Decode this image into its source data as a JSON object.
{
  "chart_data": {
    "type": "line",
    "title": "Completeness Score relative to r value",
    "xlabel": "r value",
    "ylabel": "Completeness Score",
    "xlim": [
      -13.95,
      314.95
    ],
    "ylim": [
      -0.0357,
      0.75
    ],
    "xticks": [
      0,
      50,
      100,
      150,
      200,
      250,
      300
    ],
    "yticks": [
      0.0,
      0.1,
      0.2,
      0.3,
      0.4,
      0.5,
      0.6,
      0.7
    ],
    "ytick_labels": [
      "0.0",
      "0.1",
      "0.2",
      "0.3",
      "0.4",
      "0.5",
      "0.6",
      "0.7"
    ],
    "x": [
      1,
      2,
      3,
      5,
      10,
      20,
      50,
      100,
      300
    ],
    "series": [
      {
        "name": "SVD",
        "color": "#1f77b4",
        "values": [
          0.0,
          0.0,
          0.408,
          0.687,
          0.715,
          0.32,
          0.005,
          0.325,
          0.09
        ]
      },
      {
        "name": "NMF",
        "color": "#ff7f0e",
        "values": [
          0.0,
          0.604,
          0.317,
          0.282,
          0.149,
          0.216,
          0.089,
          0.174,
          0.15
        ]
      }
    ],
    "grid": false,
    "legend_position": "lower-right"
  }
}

********

Task requirements: Copy the records above exactly.

Output of the task:
Decode this image into its source data as a JSON object.
{
  "chart_data": {
    "type": "line",
    "title": "Completeness Score relative to r value",
    "xlabel": "r value",
    "ylabel": "Completeness Score",
    "xlim": [
      -13.95,
      314.95
    ],
    "ylim": [
      -0.0357,
      0.75
    ],
    "xticks": [
      0,
      50,
      100,
      150,
      200,
      250,
      300
    ],
    "yticks": [
      0.0,
      0.1,
      0.2,
      0.3,
      0.4,
      0.5,
      0.6,
      0.7
    ],
    "ytick_labels": [
      "0.0",
      "0.1",
      "0.2",
      "0.3",
      "0.4",
      "0.5",
      "0.6",
      "0.7"
    ],
    "x": [
      1,
      2,
      3,
      5,
      10,
      20,
      50,
      100,
      300
    ],
    "series": [
      {
        "name": "SVD",
        "color": "#1f77b4",
        "values": [
          0.0,
          0.0,
          0.408,
          0.687,
          0.715,
          0.32,
          0.005,
          0.325,
          0.09
        ]
      },
      {
        "name": "NMF",
        "color": "#ff7f0e",
        "values": [
          0.0,
          0.604,
          0.317,
          0.282,
          0.149,
          0.216,
          0.089,
          0.174,
          0.15
        ]
      }
    ],
    "grid": false,
    "legend_position": "lower-right"
  }
}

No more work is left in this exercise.